● **Task instructions**
Return all lines from the listing below in which the string "title" occurs.

● **Provided material**
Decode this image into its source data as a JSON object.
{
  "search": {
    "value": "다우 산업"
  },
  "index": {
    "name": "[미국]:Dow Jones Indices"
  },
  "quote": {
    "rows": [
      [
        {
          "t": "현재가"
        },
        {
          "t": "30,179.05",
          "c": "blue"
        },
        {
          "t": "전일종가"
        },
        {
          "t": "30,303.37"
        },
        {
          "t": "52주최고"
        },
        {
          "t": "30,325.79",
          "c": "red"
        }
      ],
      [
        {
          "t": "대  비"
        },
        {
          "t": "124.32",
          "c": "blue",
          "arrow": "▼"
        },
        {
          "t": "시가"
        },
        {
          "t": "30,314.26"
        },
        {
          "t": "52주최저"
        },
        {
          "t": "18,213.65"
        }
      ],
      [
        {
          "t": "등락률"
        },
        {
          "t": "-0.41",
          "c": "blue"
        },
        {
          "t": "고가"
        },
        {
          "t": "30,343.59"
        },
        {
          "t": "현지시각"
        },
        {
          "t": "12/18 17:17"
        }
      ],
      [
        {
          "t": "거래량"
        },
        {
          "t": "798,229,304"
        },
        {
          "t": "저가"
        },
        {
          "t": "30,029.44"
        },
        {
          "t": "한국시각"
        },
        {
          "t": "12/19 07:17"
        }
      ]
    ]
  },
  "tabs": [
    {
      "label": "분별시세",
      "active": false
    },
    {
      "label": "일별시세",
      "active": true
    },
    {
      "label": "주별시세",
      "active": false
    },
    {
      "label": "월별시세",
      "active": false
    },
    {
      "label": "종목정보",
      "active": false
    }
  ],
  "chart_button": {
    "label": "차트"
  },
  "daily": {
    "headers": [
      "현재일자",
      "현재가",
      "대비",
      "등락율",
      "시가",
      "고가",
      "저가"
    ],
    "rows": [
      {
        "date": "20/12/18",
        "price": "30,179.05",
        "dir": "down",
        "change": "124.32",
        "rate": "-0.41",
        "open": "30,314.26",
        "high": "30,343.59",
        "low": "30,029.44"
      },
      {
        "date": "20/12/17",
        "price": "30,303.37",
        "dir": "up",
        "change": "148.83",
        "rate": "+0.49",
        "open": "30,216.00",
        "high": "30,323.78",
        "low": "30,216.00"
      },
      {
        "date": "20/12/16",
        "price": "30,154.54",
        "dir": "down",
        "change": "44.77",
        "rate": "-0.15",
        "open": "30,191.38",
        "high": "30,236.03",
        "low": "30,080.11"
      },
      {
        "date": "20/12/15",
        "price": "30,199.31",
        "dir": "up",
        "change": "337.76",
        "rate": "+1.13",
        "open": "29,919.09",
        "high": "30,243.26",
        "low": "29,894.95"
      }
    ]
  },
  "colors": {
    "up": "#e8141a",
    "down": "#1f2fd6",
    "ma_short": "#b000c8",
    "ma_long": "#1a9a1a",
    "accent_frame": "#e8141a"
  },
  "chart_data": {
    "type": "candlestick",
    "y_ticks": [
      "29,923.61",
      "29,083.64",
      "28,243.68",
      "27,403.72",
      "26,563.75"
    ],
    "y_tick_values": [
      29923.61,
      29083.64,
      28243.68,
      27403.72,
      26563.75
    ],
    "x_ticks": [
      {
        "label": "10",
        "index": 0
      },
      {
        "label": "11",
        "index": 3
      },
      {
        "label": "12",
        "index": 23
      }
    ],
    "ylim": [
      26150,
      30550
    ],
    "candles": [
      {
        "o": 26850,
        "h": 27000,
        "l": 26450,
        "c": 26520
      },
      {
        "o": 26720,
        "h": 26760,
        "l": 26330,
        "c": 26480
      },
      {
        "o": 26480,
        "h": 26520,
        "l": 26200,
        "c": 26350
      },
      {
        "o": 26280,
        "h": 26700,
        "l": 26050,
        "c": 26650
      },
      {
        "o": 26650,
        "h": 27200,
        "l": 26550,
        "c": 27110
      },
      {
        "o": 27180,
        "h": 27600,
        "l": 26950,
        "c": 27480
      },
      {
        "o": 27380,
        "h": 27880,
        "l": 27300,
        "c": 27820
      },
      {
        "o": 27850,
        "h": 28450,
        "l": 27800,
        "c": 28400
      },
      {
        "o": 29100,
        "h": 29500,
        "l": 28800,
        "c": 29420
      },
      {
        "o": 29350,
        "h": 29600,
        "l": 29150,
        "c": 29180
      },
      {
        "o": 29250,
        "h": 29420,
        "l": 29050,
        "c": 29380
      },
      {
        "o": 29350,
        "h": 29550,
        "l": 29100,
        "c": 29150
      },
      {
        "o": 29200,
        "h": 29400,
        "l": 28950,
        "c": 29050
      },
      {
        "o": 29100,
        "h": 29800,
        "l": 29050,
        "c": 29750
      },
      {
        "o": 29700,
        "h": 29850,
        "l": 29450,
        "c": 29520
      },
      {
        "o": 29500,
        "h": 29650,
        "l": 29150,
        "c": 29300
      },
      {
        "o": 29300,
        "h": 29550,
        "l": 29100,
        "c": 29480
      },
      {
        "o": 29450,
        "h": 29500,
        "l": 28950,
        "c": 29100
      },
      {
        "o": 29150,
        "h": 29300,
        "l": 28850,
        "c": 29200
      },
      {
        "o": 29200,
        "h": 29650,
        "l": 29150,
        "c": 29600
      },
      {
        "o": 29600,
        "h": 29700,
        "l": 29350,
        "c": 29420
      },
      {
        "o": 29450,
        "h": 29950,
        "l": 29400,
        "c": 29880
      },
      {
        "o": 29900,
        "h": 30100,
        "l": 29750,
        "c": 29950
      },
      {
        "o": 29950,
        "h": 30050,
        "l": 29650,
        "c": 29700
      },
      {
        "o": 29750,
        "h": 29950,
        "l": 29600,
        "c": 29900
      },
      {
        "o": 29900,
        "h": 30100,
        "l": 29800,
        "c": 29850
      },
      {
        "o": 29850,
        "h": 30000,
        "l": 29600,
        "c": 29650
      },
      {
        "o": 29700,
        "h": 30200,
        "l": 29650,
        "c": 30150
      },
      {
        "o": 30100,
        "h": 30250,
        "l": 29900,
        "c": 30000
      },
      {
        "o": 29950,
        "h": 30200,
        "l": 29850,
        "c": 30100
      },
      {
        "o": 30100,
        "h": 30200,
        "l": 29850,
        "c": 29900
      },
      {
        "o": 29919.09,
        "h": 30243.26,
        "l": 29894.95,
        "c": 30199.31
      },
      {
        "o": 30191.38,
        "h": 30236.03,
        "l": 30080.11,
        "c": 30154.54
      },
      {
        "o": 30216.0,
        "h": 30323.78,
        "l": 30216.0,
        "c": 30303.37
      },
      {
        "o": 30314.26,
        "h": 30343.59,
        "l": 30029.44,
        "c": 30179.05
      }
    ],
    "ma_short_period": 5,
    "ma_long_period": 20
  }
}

==

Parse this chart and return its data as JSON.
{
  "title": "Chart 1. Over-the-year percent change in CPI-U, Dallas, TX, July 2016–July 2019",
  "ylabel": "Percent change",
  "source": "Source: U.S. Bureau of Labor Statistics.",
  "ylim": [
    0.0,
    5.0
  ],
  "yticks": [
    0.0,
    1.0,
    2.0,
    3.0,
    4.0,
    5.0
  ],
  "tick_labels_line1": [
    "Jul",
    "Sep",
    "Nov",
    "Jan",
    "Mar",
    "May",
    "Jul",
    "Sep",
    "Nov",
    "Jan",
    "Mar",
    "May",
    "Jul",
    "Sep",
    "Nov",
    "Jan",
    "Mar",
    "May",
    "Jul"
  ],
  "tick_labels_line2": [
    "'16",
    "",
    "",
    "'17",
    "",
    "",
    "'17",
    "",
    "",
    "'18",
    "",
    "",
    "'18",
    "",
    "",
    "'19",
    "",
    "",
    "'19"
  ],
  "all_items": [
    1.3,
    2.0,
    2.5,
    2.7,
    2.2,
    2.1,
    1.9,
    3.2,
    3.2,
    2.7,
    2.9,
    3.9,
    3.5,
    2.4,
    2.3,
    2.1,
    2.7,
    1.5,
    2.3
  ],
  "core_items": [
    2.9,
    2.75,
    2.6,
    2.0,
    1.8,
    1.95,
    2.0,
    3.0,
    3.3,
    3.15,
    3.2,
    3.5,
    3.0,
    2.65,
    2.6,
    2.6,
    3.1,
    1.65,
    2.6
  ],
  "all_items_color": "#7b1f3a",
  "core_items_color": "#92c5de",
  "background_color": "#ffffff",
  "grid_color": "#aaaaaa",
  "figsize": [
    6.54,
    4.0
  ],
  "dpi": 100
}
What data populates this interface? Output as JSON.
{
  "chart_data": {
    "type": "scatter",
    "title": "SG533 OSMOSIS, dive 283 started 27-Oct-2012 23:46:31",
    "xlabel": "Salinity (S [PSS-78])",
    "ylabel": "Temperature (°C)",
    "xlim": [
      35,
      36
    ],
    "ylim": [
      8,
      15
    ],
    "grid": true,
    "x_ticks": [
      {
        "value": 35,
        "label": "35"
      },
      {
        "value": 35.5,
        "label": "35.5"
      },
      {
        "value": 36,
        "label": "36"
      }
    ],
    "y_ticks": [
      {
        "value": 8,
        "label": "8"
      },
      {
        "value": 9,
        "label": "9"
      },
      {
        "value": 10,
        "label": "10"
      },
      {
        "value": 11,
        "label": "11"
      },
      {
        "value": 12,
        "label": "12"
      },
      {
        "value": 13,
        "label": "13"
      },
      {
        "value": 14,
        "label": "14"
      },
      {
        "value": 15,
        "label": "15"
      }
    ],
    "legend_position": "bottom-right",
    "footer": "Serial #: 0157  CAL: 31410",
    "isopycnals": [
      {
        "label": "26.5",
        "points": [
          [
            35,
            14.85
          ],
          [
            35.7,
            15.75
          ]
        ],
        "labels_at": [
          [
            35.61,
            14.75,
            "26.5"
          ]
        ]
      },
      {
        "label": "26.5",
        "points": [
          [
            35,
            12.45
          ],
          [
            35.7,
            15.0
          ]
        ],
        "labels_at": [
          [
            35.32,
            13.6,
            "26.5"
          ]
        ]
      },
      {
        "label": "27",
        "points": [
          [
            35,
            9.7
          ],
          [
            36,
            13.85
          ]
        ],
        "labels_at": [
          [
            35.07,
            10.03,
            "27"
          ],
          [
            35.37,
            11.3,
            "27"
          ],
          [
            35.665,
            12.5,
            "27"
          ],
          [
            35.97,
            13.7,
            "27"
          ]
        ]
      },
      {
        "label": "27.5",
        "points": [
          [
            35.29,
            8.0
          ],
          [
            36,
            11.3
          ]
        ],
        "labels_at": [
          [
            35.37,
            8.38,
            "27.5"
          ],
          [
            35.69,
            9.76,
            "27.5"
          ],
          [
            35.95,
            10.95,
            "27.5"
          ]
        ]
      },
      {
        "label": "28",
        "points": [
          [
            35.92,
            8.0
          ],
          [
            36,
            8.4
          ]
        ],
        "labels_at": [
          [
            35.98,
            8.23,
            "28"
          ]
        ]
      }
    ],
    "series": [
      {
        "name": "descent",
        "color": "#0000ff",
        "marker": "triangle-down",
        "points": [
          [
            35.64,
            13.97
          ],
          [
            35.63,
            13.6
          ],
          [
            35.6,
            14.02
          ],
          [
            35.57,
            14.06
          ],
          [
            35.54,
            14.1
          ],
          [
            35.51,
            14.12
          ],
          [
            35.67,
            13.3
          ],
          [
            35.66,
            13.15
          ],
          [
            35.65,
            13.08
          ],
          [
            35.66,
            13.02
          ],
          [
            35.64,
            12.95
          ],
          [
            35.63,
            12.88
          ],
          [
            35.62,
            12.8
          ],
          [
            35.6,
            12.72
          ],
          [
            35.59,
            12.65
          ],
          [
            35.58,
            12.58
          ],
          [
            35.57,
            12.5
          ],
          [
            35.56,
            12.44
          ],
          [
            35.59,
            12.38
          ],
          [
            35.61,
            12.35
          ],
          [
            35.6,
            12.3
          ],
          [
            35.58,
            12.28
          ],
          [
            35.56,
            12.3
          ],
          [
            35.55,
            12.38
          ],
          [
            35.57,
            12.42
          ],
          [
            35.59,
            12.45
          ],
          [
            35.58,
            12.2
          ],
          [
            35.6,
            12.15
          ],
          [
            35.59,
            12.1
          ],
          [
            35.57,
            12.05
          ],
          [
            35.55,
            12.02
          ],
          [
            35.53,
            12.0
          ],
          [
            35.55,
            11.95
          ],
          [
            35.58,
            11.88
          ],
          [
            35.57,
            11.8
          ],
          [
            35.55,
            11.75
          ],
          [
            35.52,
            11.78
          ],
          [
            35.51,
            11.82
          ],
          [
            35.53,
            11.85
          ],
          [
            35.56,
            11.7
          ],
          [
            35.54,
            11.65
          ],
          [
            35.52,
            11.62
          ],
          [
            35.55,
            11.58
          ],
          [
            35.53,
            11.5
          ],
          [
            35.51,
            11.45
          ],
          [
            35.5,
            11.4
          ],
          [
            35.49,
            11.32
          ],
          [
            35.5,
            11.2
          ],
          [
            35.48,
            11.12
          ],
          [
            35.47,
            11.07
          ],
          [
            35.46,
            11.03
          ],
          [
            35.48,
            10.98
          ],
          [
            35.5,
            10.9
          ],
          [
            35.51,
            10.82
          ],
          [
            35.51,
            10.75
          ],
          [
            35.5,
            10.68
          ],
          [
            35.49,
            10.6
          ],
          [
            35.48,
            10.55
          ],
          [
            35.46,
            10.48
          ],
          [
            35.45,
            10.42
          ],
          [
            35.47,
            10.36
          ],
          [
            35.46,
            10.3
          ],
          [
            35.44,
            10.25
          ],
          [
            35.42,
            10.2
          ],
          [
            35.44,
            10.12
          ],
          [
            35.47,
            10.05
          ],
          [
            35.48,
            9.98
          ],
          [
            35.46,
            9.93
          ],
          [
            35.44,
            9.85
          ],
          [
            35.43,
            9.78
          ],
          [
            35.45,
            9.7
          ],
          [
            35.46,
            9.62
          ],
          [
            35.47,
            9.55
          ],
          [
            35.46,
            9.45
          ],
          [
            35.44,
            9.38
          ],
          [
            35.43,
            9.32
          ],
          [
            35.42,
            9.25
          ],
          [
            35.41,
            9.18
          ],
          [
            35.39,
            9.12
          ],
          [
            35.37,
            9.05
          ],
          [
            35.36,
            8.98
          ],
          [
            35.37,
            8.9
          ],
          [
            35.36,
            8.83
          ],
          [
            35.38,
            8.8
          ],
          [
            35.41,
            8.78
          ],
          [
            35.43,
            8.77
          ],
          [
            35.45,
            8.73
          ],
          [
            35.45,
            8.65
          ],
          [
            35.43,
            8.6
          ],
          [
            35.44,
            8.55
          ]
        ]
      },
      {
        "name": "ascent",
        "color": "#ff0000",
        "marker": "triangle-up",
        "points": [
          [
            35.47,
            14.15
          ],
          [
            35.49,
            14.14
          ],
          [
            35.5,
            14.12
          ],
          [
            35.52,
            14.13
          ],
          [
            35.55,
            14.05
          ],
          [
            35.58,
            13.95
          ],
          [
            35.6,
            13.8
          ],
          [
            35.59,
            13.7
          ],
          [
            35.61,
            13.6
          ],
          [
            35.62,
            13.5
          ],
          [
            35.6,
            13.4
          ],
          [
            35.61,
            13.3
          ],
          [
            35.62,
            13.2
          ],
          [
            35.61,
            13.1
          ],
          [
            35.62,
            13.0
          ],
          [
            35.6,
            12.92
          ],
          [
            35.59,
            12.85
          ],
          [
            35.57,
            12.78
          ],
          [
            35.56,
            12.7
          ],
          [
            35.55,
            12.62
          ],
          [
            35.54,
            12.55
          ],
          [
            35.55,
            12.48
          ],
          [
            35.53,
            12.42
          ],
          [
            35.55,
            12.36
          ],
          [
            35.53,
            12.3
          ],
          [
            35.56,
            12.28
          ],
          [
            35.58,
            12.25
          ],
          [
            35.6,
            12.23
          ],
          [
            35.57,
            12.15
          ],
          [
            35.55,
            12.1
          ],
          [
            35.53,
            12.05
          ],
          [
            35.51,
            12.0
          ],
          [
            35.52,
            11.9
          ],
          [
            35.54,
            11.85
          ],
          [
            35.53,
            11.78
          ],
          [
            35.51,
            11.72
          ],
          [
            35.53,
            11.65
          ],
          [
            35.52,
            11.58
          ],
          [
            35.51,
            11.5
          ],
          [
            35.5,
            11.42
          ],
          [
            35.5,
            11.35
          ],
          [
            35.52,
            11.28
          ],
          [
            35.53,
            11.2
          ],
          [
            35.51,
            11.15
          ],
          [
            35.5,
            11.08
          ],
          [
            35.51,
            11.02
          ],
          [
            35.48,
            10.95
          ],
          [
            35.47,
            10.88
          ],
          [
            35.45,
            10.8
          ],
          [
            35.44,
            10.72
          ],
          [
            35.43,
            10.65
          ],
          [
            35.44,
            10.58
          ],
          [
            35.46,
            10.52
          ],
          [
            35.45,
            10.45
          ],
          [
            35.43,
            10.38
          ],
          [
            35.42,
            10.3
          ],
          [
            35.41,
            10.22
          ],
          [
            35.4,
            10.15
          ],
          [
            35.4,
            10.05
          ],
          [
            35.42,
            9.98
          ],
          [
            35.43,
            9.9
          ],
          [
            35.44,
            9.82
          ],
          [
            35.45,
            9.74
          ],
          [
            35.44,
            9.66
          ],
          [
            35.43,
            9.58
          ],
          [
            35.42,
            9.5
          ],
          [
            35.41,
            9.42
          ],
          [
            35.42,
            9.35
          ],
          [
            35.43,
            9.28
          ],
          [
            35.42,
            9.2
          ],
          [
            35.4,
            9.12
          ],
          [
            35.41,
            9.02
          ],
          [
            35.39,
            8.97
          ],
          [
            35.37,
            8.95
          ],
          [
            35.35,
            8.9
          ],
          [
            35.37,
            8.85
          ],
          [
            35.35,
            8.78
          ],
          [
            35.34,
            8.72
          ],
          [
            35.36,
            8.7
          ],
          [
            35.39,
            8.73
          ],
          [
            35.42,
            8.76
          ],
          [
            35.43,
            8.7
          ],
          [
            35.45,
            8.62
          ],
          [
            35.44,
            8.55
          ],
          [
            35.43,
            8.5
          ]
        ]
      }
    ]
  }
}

● **Solution for this task**
  "title": "Chart 1. Over-the-year percent change in CPI-U, Dallas, TX, July 2016–July 2019",
    "title": "SG533 OSMOSIS, dive 283 started 27-Oct-2012 23:46:31",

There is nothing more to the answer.